PROBLEM TO SOLVE
Every record here needs to be written out again exactly.

INFORMATION SUPPLIED
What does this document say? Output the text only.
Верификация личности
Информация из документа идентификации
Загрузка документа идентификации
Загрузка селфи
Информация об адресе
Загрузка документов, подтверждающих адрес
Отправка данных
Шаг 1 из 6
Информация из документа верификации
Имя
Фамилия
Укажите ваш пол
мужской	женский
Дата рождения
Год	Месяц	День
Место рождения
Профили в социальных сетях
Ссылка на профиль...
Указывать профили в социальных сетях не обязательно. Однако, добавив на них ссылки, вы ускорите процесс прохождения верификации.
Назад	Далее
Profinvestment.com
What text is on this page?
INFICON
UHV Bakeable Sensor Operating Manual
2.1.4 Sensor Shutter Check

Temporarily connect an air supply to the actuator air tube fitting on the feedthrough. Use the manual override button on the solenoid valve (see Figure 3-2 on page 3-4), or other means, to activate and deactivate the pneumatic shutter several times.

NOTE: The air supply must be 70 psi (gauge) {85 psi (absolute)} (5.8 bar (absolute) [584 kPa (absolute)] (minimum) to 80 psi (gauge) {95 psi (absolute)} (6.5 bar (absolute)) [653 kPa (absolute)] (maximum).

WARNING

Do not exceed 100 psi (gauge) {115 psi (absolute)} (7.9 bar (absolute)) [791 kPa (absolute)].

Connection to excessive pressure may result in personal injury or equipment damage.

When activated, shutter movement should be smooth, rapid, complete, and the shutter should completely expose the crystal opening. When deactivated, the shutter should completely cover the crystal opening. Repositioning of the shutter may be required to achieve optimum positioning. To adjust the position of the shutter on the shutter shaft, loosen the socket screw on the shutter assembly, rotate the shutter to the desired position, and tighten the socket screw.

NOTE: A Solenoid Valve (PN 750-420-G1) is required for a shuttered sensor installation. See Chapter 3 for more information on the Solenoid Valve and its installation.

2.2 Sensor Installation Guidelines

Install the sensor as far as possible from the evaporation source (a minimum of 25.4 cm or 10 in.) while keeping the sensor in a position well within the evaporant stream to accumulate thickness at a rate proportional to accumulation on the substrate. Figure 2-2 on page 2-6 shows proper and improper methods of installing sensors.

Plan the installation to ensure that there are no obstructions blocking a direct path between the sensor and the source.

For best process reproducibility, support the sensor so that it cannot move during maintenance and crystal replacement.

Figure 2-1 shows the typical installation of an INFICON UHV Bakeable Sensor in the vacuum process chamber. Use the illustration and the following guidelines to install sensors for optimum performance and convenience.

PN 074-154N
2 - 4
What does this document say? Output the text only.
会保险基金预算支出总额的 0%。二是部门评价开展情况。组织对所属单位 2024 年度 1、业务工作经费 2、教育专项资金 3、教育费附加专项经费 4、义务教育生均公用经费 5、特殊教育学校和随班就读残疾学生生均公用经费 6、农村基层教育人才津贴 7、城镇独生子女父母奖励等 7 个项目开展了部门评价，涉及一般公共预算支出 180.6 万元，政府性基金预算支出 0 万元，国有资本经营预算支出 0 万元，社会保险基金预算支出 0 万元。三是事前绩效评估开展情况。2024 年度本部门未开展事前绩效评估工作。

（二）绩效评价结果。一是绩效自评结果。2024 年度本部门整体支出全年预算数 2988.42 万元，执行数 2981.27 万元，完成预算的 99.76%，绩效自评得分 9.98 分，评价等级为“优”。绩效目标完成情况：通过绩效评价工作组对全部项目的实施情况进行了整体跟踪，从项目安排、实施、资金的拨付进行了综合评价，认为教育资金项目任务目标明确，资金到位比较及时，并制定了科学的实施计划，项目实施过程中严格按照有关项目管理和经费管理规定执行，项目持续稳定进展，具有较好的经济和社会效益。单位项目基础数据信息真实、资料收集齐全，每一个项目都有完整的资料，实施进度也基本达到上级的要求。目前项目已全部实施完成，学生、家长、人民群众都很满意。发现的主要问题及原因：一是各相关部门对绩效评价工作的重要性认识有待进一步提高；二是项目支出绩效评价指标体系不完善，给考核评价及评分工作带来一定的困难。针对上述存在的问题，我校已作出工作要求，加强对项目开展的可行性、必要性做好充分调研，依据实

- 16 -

THE OUTPUT
What does this document say? Output the text only.
Верификация личности
Информация из документа идентификации
Загрузка документа идентификации
Загрузка селфи
Информация об адресе
Загрузка документов, подтверждающих адрес
Отправка данных
Шаг 1 из 6
Информация из документа верификации
Имя
Фамилия
Укажите ваш пол
мужской	женский
Дата рождения
Год	Месяц	День
Место рождения
Профили в социальных сетях
Ссылка на профиль...
Указывать профили в социальных сетях не обязательно. Однако, добавив на них ссылки, вы ускорите процесс прохождения верификации.
Назад	Далее
Profinvestment.com
What text is on this page?
INFICON
UHV Bakeable Sensor Operating Manual
2.1.4 Sensor Shutter Check

Temporarily connect an air supply to the actuator air tube fitting on the feedthrough. Use the manual override button on the solenoid valve (see Figure 3-2 on page 3-4), or other means, to activate and deactivate the pneumatic shutter several times.

NOTE: The air supply must be 70 psi (gauge) {85 psi (absolute)} (5.8 bar (absolute) [584 kPa (absolute)] (minimum) to 80 psi (gauge) {95 psi (absolute)} (6.5 bar (absolute)) [653 kPa (absolute)] (maximum).

WARNING

Do not exceed 100 psi (gauge) {115 psi (absolute)} (7.9 bar (absolute)) [791 kPa (absolute)].

Connection to excessive pressure may result in personal injury or equipment damage.

When activated, shutter movement should be smooth, rapid, complete, and the shutter should completely expose the crystal opening. When deactivated, the shutter should completely cover the crystal opening. Repositioning of the shutter may be required to achieve optimum positioning. To adjust the position of the shutter on the shutter shaft, loosen the socket screw on the shutter assembly, rotate the shutter to the desired position, and tighten the socket screw.

NOTE: A Solenoid Valve (PN 750-420-G1) is required for a shuttered sensor installation. See Chapter 3 for more information on the Solenoid Valve and its installation.

2.2 Sensor Installation Guidelines

Install the sensor as far as possible from the evaporation source (a minimum of 25.4 cm or 10 in.) while keeping the sensor in a position well within the evaporant stream to accumulate thickness at a rate proportional to accumulation on the substrate. Figure 2-2 on page 2-6 shows proper and improper methods of installing sensors.

Plan the installation to ensure that there are no obstructions blocking a direct path between the sensor and the source.

For best process reproducibility, support the sensor so that it cannot move during maintenance and crystal replacement.

Figure 2-1 shows the typical installation of an INFICON UHV Bakeable Sensor in the vacuum process chamber. Use the illustration and the following guidelines to install sensors for optimum performance and convenience.

PN 074-154N
2 - 4
What does this document say? Output the text only.
会保险基金预算支出总额的 0%。二是部门评价开展情况。组织对所属单位 2024 年度 1、业务工作经费 2、教育专项资金 3、教育费附加专项经费 4、义务教育生均公用经费 5、特殊教育学校和随班就读残疾学生生均公用经费 6、农村基层教育人才津贴 7、城镇独生子女父母奖励等 7 个项目开展了部门评价，涉及一般公共预算支出 180.6 万元，政府性基金预算支出 0 万元，国有资本经营预算支出 0 万元，社会保险基金预算支出 0 万元。三是事前绩效评估开展情况。2024 年度本部门未开展事前绩效评估工作。

（二）绩效评价结果。一是绩效自评结果。2024 年度本部门整体支出全年预算数 2988.42 万元，执行数 2981.27 万元，完成预算的 99.76%，绩效自评得分 9.98 分，评价等级为“优”。绩效目标完成情况：通过绩效评价工作组对全部项目的实施情况进行了整体跟踪，从项目安排、实施、资金的拨付进行了综合评价，认为教育资金项目任务目标明确，资金到位比较及时，并制定了科学的实施计划，项目实施过程中严格按照有关项目管理和经费管理规定执行，项目持续稳定进展，具有较好的经济和社会效益。单位项目基础数据信息真实、资料收集齐全，每一个项目都有完整的资料，实施进度也基本达到上级的要求。目前项目已全部实施完成，学生、家长、人民群众都很满意。发现的主要问题及原因：一是各相关部门对绩效评价工作的重要性认识有待进一步提高；二是项目支出绩效评价指标体系不完善，给考核评价及评分工作带来一定的困难。针对上述存在的问题，我校已作出工作要求，加强对项目开展的可行性、必要性做好充分调研，依据实

- 16 -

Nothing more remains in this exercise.